TASK DIRECTIONS: For each line below that includes the word "JSON", make a copy.

** start **

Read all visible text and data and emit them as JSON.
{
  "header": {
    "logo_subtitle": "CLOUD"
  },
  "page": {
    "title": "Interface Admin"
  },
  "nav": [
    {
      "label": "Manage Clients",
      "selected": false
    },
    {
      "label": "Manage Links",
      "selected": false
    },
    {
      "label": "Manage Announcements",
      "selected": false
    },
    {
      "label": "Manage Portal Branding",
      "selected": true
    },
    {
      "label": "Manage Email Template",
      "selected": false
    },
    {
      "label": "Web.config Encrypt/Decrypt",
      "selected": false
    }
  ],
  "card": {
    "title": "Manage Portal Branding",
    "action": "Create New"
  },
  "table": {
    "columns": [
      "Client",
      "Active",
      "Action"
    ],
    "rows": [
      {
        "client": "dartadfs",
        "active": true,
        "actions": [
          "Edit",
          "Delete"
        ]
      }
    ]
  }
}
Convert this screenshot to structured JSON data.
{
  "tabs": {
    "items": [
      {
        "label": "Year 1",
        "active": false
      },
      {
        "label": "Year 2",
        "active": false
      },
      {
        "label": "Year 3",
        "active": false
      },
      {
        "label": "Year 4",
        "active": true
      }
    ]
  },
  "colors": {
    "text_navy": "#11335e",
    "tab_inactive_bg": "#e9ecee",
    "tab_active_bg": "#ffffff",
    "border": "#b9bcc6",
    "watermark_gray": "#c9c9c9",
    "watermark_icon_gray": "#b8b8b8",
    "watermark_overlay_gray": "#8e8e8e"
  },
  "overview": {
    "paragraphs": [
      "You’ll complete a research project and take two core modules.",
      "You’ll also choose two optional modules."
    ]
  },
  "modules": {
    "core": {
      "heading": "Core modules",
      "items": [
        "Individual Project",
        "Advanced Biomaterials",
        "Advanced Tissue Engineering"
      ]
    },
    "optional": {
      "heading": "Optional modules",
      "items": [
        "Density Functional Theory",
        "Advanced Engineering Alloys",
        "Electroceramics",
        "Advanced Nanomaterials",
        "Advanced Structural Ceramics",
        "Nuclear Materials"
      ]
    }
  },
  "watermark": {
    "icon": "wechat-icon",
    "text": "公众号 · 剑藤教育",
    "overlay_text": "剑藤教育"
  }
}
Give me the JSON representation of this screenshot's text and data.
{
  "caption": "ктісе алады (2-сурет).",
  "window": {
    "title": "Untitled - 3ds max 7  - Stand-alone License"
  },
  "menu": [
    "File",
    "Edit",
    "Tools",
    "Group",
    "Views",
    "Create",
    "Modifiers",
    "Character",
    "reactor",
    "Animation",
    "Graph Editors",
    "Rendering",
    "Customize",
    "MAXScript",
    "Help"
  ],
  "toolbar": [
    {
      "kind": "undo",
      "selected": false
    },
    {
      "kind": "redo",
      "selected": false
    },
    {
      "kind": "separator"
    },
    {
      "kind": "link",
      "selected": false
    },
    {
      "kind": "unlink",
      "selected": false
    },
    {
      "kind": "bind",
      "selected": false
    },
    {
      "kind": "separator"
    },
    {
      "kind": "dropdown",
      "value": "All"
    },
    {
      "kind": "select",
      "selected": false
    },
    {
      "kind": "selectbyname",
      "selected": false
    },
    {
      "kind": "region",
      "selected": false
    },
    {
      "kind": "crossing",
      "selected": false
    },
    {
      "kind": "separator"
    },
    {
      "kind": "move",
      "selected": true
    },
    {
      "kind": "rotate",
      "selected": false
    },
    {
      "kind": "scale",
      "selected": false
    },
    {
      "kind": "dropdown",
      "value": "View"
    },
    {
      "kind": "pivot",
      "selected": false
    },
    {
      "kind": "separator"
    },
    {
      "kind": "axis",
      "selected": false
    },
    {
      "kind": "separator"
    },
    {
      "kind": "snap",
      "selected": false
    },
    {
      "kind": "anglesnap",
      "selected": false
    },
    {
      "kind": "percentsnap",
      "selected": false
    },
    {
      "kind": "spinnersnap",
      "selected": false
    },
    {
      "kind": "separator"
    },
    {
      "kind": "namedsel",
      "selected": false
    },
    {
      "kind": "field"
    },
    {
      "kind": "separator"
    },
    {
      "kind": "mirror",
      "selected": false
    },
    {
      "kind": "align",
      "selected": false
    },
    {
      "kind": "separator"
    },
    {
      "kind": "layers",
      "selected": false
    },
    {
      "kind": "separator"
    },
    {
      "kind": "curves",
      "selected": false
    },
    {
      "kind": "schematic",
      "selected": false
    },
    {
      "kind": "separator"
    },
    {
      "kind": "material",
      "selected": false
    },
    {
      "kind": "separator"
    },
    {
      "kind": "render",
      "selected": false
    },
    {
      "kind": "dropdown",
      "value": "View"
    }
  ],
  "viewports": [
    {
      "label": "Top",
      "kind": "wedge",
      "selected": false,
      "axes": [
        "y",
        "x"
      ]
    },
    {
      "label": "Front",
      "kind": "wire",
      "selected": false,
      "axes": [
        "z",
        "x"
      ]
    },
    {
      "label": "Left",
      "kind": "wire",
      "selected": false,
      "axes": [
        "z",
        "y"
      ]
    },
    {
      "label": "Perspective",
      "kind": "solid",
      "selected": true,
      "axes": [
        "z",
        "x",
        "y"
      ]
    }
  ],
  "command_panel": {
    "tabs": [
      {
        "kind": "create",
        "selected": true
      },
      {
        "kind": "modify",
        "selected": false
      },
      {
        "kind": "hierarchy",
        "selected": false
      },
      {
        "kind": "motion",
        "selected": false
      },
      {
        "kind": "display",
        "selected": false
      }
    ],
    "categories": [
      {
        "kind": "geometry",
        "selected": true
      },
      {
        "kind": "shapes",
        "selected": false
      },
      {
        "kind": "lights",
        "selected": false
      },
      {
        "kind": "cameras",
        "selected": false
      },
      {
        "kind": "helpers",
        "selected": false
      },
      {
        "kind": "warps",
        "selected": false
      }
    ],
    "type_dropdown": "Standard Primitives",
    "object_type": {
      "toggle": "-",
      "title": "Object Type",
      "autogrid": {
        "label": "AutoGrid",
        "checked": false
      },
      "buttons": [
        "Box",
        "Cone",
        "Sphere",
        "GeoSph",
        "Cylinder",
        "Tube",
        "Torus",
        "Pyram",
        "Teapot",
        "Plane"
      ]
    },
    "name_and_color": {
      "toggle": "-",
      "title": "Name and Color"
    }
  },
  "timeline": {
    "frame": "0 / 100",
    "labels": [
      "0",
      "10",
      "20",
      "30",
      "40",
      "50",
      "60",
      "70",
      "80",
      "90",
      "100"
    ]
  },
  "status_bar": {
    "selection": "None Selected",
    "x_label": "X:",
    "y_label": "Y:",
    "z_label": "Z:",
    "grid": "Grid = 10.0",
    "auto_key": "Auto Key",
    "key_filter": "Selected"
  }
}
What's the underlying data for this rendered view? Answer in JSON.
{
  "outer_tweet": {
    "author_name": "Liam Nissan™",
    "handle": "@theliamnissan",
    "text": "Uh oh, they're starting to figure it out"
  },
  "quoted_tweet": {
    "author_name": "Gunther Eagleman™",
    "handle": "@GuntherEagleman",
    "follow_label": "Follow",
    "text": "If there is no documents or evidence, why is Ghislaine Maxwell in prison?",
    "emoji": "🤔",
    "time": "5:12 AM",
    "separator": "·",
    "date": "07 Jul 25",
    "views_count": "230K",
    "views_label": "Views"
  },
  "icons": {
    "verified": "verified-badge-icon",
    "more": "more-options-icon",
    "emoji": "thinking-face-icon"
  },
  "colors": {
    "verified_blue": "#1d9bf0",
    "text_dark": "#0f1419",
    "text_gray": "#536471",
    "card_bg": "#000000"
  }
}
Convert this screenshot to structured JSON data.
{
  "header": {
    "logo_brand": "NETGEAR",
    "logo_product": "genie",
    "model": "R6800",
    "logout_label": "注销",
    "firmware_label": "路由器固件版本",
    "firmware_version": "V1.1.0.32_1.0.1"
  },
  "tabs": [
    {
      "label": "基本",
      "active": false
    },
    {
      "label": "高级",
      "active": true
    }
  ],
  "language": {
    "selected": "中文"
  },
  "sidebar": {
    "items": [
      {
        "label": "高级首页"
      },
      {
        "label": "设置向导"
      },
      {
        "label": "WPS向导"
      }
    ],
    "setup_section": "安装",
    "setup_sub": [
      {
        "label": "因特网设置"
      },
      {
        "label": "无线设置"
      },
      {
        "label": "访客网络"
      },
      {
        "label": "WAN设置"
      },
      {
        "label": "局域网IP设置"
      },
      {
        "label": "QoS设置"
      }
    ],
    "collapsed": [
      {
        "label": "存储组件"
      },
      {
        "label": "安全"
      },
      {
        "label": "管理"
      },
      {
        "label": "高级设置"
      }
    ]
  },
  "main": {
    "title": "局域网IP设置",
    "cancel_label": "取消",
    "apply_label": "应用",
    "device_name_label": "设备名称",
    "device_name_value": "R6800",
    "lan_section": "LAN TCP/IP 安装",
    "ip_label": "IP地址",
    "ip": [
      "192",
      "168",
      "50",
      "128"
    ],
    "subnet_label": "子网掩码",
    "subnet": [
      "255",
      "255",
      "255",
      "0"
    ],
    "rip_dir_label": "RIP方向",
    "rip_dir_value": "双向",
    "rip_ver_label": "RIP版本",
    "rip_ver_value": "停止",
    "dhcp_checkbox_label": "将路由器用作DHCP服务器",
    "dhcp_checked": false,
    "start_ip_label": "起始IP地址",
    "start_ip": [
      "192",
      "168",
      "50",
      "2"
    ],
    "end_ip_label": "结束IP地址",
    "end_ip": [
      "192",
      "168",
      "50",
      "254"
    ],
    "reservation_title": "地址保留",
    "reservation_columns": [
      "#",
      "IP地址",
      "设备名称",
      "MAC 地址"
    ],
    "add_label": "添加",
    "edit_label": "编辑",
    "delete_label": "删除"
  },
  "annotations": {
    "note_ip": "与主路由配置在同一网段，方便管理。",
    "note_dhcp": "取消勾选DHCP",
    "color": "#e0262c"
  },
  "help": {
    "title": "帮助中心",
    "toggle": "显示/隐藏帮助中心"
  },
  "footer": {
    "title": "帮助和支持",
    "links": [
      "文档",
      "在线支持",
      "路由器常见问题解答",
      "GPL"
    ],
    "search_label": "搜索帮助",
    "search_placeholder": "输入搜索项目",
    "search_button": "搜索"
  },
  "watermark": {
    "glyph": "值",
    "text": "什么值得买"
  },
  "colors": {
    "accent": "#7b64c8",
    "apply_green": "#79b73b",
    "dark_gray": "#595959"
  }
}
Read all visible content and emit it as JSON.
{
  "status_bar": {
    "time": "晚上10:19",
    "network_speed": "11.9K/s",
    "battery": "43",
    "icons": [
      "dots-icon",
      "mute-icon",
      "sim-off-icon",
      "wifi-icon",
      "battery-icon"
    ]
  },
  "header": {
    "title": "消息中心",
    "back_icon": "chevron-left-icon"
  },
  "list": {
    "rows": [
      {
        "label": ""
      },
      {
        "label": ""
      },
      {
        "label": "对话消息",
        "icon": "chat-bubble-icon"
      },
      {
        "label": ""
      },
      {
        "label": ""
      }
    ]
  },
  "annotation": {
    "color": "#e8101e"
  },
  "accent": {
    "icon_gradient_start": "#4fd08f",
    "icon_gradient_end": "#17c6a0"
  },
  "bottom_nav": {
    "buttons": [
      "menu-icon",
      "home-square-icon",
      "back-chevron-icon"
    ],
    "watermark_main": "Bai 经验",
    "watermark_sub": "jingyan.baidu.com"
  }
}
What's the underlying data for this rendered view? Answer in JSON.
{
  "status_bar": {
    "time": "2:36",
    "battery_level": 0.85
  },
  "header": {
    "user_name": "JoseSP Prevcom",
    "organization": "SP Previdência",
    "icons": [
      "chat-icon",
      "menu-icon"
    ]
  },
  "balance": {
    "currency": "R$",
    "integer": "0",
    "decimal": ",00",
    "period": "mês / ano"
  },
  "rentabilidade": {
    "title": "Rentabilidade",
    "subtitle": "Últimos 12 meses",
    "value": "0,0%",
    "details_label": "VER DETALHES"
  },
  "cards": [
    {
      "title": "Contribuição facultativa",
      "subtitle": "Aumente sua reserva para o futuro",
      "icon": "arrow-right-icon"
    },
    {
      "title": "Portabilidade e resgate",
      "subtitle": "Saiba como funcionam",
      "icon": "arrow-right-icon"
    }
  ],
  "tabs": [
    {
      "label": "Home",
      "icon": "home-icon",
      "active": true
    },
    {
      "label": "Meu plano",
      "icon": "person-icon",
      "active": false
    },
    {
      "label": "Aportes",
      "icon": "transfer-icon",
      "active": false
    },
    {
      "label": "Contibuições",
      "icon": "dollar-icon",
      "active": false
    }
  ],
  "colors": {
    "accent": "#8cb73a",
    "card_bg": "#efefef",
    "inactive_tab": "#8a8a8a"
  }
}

** end **

THE REPLY:
Read all visible text and data and emit them as JSON.
Convert this screenshot to structured JSON data.
Give me the JSON representation of this screenshot's text and data.
What's the underlying data for this rendered view? Answer in JSON.
Convert this screenshot to structured JSON data.
Read all visible content and emit it as JSON.
What's the underlying data for this rendered view? Answer in JSON.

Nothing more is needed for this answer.